Texto proporcionado:
####################

En abril de
2017 publiqué en este blog un texto crítico con la deriva que estaba
adquiriendo la salud, considerada, no de modo aislado, sino integrada en el
paquete básico del estilo de vida en las nuevas sociedades de control. Su
título es “Más limpios, más sanos, mástontos”. En este post evocaba la figura insigne de Moncho Alpuente, una
persona que siempre defendió la buena vida, que en su generación fue perseguida
por el franquismo. De ahí la importancia que atribuimos a la misma las gentes
de aquella generación obligatoriamente bífida. Este es uno de los post más
visitados de este blog.
El Covid ha
irrumpido poniendo de manifiesto la importancia de la protección de la salud,
reforzando así el vector autoritario de la salud imperativa. Esta es la
oportunidad de las castas que entienden la salud como la obediencia estricta a
las normas puritanas que limitan la vida cotidiana, así como la
autoprogramación para mantenerse longevo, entendiendo esto como un fin superior.
El nuevo estado epidemiológico subordina las vidas a la epopeya de vencer al
virus. Así se revalorizan los controles, las sanciones y las coerciones sobre
las personas. Estas prácticas tienen cierto fundamento, en tanto el peligro de
infección es factible.
El problema
de fondo tras la irrupción del Covid, radica en que el nuevo poder salubrista
fundado en sus sacerdotes y sus soldados, recurre a prohibir prácticas sociales
y hedonistas, sancionando a los incumplidores, señalados como irresponsables.
Desde mi perspectiva, sin negar la amenaza y las limitaciones inevitables de
las vidas, el problema estriba en determinar qué prácticas gratificantes
podemos conservar y en qué condiciones podemos realizarlas. Esta es una
definición completamente distinta al del poder pastoral epidemiológico, que
toma una deriva inquietante.
La
prohibición de fumar en el espacio público, que comienza en Galicia y se
extiende como una mancha de aceite por las autonomías, en tanto que los poderes
políticos se encuentran en una situación de ceguera, multiplicada por los
imperativos de la competencia política, que llegan a un nivel cómico en la
atribución de los muertos al contrario. La escalada que anuncia esta
prohibición es inquietante. La realidad vivida comienza a adquirir un tinte de
tragedia, en tanto que la multiplicación de prohibiciones y castigos bloquea la
factibilidad de vivir. En esta situación, la autodeterminación de las personas
adquiere el nivel cero.

####################

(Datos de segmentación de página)
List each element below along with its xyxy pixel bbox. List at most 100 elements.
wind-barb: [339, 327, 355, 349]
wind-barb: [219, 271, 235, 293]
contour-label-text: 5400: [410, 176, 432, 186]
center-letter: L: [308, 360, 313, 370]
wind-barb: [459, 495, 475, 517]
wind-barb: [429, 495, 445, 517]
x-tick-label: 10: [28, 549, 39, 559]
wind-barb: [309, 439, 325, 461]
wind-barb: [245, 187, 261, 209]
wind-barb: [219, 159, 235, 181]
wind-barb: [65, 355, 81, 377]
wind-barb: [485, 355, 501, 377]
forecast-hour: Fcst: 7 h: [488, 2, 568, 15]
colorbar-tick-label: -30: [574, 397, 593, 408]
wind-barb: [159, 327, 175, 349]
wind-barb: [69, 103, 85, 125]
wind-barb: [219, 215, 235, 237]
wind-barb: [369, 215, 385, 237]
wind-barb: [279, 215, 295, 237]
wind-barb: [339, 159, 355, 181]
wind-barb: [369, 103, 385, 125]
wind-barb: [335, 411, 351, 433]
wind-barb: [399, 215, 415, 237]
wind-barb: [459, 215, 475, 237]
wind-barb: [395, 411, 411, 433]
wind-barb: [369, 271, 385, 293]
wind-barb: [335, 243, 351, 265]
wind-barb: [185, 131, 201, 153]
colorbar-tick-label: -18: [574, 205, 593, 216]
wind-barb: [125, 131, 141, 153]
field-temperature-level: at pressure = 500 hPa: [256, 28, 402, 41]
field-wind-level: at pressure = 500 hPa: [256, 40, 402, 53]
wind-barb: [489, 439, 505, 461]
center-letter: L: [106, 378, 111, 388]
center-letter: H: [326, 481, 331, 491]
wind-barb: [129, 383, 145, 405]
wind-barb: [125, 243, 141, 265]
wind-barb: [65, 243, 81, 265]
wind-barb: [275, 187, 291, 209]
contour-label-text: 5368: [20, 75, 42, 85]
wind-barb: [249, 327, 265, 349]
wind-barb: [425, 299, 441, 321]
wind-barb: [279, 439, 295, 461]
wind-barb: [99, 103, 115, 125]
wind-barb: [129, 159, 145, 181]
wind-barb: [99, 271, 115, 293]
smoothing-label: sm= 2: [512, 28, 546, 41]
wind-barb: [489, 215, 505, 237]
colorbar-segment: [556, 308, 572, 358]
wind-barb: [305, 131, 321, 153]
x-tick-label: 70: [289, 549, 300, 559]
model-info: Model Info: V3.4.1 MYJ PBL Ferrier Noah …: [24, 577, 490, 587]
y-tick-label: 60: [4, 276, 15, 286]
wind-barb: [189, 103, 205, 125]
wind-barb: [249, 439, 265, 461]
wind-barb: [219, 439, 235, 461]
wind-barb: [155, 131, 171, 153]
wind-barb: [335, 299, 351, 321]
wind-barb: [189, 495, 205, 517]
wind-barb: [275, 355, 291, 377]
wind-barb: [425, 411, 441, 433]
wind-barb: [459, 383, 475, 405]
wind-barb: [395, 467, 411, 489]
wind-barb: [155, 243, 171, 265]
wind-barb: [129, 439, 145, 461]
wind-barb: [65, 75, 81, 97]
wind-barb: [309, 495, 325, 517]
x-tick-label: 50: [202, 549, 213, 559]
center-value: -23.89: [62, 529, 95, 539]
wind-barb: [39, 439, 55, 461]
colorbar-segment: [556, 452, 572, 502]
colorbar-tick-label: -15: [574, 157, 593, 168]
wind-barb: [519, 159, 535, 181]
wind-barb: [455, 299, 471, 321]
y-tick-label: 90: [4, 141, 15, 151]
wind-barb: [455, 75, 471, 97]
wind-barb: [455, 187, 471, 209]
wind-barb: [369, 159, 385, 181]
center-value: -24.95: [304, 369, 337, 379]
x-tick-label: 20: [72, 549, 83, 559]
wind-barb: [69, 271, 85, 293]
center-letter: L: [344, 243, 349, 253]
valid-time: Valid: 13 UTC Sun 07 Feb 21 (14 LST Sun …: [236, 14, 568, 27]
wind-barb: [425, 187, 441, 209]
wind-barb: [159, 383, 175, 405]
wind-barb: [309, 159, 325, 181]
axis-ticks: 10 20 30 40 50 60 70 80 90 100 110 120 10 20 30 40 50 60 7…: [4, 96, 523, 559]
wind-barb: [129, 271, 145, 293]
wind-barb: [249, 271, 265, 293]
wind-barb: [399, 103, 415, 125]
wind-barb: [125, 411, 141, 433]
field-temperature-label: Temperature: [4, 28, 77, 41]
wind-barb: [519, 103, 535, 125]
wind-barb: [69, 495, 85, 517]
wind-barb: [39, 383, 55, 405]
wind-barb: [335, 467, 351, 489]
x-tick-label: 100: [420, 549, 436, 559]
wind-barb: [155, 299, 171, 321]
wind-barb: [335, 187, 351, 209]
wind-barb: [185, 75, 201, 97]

####################

Tarea 1: Según el texto sobre la salud y el Covid, ¿en qué comunidad comienza la prohibición de fumar en el espacio público?
Tarea 2: Escribe la continuación del texto sobre la salud y el Covid a partir de su última oración.

Tu respuesta 1: En Galicia.

Tu respuesta 2:
Por esta
razón he decidido que es pertinente volver a publicar este texto, en el que se
analizan los engranajes del concepto industrial de la buena vida. Coincido a
veces con el arquetipo personal de esta galaxia en las colas de los
supermercados. Su cesta de la compra indica una vigilancia sobre sí mismo y un
concepto de cuerpo sano desmesurados, que solo puede equiparase con su
desprecio por los demás y su rechazo a los fracasados
en la noble tarea de estar sano en esta perspectiva.
MÁS LIMPIOS, MÁS SANOS, MÁS TONTOS
En los
últimos años se evidencia una revalorización de la salud positiva, la cual se
muestra en todos los espacios públicos por parte de una legión de conversos que
muestran su devoción a los sagrados preceptos que la inspiran. Pero esta
emergencia de la salud no es un fenómeno aislado o ubicado en este ámbito
parcial. Por el contrario, forma parte del paquete integrado que conforma las
nuevas sociedades postdisciplinarias y de control. La salud perfecta es una
parte sustancial de la creación de un sujeto que interioriza los imperativos de
tan condición, desarrollando una vida sana de la que se siente responsable y
protagonista. Tal vida implica la autovigilancia intensa y permanente; la
posesión de un cuerpo trabajado que funciona como un referente individual; la
adhesión a las normas de cuerpo y vida imperantes, y el desarrollo de un
repertorio de prácticas que favorezcan el estado de salud. Toda la vida
cotidiana se subordina a la gestión óptima de uno mismo y a su expresión social
en el espacio público.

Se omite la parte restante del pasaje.